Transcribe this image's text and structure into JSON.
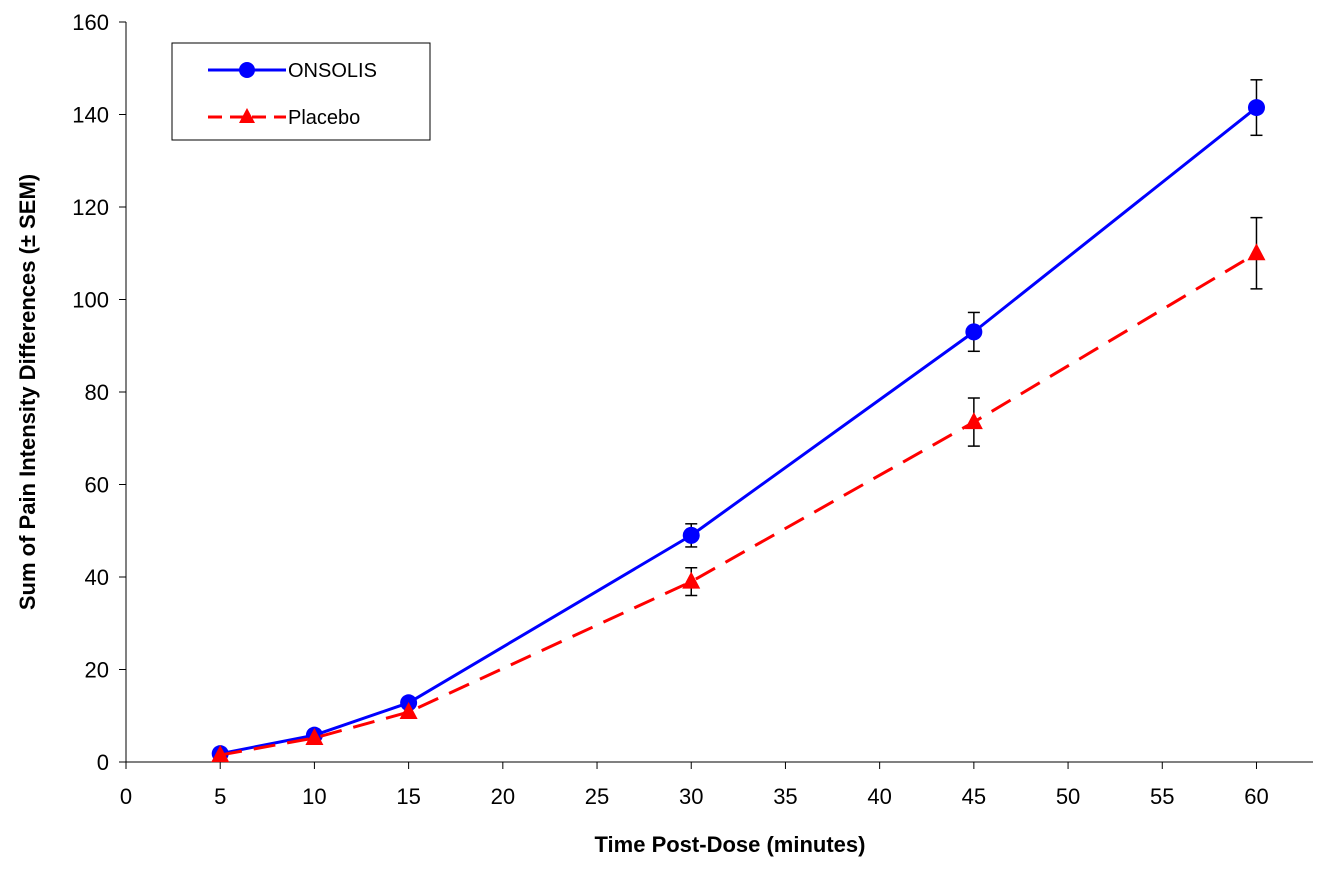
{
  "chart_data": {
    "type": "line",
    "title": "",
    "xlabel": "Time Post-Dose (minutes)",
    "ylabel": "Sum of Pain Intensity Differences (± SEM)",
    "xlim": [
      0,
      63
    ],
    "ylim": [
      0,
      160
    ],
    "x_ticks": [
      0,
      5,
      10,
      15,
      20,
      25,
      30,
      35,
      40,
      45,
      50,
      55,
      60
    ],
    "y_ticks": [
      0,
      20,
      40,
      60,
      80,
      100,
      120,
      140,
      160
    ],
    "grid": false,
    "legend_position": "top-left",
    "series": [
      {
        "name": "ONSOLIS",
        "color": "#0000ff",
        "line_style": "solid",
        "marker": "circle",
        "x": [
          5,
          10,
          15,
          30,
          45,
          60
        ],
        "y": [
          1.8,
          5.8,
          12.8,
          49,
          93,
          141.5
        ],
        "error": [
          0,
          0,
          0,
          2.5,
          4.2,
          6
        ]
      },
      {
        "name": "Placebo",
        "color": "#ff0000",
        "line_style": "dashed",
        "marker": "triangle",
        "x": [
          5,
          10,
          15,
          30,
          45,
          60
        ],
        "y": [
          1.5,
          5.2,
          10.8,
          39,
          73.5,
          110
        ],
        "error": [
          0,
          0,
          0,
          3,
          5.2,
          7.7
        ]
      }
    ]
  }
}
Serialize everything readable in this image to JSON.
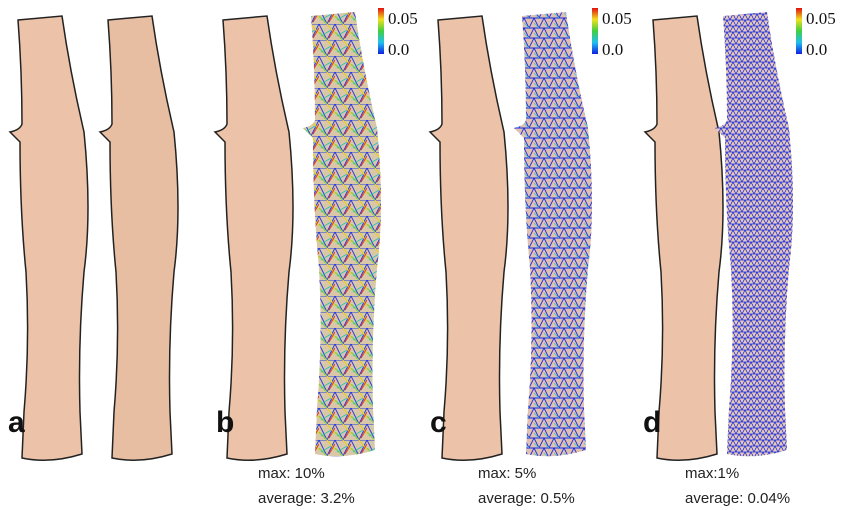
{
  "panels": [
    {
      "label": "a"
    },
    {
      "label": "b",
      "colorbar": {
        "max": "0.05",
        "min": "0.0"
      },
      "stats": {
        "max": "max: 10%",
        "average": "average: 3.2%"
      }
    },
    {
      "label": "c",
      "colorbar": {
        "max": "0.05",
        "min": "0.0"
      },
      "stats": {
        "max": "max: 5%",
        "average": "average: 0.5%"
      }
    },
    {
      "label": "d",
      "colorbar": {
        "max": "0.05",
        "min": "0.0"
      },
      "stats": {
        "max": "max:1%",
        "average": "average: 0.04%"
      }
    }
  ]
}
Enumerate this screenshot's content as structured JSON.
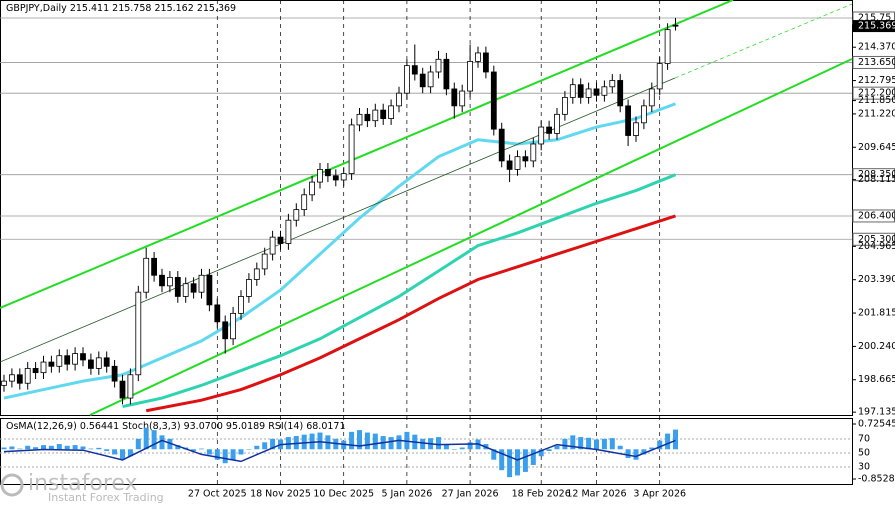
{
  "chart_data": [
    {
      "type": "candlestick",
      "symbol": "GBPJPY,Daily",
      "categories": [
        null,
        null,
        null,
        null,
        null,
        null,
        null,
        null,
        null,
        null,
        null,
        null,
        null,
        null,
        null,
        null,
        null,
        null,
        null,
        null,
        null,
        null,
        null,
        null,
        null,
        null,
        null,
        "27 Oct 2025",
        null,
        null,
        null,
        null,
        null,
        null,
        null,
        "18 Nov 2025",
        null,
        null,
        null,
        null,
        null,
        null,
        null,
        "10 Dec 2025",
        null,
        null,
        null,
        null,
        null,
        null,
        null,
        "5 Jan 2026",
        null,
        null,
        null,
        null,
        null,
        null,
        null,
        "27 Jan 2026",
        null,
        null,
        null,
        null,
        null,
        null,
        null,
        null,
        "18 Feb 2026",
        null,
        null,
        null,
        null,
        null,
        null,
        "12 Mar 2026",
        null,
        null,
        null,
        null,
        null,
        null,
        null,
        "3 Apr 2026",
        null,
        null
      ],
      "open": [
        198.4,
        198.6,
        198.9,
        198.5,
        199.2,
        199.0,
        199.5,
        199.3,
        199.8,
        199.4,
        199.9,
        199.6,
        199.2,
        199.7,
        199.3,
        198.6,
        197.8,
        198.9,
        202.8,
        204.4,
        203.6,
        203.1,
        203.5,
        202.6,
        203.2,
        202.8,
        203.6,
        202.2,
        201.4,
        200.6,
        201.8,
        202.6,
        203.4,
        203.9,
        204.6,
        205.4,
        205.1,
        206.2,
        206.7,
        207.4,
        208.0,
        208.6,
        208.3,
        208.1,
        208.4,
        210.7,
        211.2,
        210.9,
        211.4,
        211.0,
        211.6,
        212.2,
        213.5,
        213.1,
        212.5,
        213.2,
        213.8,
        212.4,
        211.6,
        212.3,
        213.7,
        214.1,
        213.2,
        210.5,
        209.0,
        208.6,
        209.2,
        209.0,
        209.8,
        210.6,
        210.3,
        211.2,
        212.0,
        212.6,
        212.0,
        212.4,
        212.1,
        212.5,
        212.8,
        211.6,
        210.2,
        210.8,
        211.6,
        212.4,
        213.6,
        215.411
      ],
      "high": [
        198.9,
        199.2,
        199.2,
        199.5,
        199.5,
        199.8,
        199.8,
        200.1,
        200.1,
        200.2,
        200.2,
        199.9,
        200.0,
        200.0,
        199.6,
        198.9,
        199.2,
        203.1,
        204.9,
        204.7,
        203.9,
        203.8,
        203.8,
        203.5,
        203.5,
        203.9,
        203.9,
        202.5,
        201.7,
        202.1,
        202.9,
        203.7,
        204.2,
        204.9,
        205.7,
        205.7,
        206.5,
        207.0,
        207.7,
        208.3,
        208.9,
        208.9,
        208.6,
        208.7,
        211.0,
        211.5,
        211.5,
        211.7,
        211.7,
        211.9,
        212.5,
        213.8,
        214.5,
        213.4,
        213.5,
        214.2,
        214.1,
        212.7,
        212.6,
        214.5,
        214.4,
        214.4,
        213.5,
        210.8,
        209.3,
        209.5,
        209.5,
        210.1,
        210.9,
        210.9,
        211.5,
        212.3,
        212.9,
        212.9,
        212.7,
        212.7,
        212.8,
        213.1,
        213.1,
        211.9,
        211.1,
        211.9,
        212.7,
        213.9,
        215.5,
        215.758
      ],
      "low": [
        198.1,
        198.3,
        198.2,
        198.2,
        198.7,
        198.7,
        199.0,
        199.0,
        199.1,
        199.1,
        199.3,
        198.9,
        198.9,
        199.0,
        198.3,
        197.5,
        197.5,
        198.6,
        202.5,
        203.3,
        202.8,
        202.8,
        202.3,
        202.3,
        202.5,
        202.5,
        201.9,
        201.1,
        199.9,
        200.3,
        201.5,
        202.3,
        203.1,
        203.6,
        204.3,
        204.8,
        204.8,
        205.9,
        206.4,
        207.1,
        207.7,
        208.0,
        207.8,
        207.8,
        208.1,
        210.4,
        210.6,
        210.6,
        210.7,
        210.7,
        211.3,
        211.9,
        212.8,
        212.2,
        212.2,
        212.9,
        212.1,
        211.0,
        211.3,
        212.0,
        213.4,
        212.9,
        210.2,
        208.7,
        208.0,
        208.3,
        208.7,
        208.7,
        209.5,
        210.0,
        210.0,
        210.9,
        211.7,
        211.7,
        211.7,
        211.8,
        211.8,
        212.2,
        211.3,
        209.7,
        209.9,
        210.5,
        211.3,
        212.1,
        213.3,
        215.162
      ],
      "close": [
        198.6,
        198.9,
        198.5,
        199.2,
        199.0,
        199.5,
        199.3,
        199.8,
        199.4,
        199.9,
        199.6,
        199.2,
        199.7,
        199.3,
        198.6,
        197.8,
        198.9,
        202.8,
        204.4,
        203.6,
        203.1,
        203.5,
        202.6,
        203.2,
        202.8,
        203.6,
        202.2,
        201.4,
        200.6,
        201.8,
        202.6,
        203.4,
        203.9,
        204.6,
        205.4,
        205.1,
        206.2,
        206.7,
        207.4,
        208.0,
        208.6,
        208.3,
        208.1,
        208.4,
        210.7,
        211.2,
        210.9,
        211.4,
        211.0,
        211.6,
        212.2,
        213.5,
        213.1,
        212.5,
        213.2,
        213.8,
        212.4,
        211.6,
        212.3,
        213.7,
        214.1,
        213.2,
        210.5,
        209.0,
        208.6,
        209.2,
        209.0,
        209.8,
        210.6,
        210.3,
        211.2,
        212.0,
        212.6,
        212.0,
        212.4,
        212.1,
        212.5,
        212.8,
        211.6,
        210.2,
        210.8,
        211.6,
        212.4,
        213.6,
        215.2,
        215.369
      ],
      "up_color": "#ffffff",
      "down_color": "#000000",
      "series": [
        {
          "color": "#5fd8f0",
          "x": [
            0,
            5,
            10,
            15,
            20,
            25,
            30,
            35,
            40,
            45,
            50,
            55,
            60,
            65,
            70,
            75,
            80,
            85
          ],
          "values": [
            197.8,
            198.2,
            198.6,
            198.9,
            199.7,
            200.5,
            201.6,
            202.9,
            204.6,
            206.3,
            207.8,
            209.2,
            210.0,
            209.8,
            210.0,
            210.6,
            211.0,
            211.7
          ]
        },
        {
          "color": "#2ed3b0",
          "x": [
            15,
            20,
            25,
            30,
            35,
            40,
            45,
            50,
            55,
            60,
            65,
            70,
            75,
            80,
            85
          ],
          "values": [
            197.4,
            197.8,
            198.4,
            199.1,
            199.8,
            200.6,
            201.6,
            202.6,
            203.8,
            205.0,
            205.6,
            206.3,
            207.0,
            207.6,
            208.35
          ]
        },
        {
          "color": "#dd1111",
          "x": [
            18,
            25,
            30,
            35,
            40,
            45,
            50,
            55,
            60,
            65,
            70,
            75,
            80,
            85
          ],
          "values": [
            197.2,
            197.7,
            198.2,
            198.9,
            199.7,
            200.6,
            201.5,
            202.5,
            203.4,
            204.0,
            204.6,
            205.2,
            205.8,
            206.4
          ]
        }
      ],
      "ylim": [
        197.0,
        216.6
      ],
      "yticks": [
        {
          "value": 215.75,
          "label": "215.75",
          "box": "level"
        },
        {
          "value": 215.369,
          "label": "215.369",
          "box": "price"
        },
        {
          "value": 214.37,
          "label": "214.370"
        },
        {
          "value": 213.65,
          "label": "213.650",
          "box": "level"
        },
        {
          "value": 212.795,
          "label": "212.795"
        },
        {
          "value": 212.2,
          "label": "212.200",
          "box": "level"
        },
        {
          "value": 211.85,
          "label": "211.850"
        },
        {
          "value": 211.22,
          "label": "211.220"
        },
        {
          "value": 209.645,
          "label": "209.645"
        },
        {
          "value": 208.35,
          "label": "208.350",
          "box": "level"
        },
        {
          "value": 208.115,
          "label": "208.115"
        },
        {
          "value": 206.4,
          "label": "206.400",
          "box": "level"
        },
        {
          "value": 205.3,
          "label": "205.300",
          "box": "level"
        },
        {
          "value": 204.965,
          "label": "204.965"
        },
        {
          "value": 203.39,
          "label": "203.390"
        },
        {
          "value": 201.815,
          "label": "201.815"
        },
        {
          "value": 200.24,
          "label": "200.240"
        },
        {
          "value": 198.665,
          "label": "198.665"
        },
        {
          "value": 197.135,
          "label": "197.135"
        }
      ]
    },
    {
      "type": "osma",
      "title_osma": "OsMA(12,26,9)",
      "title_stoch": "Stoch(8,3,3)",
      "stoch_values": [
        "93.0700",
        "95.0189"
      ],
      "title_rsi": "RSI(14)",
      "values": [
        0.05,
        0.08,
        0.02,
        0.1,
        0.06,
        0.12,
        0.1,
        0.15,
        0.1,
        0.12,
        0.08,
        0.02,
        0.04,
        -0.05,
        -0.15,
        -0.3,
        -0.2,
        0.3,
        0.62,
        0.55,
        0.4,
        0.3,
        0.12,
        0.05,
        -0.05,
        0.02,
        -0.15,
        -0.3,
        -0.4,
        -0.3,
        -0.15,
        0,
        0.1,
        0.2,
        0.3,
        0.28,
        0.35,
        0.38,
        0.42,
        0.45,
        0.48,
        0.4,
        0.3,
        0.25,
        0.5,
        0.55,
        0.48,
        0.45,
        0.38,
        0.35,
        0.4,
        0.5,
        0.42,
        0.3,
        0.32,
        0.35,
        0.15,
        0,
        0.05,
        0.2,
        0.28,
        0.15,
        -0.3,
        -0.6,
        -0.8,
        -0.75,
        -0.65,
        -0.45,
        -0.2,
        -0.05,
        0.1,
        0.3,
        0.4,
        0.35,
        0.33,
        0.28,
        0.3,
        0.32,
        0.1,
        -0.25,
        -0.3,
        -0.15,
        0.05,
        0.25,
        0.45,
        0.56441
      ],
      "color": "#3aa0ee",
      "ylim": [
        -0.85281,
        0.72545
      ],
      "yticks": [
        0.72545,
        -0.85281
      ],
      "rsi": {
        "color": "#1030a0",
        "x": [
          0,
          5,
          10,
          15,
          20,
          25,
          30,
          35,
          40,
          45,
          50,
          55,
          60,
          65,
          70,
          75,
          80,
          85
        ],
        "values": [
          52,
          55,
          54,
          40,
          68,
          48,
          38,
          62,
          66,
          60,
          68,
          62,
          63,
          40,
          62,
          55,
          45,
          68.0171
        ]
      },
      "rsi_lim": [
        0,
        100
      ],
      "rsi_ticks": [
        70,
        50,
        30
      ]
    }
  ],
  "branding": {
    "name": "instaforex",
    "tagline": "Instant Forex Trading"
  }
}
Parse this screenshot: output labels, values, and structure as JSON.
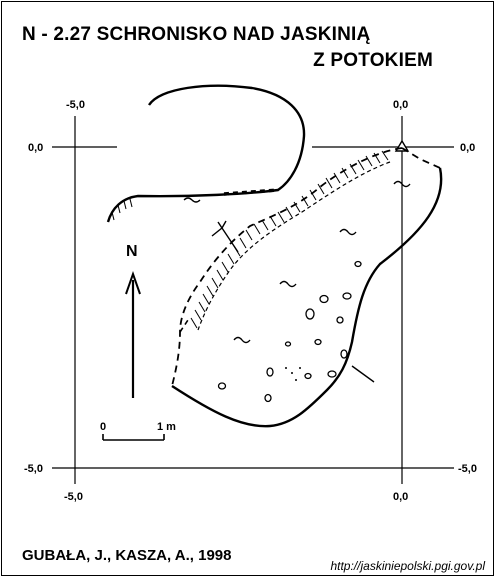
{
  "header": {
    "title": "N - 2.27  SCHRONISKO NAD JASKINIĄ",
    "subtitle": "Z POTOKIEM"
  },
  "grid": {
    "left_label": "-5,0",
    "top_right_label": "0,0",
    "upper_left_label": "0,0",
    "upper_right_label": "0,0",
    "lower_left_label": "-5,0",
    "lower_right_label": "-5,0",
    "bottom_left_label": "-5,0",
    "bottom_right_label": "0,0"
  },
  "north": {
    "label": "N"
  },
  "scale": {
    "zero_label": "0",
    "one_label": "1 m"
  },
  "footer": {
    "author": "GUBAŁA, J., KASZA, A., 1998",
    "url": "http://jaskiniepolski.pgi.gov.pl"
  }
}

→ Directive
Which lines of the material contain the string "average"? List each of them.

→ Output for this task
        "average": "average: 3.2%"
        "average": "average: 0.5%"
        "average": "average: 0.04%"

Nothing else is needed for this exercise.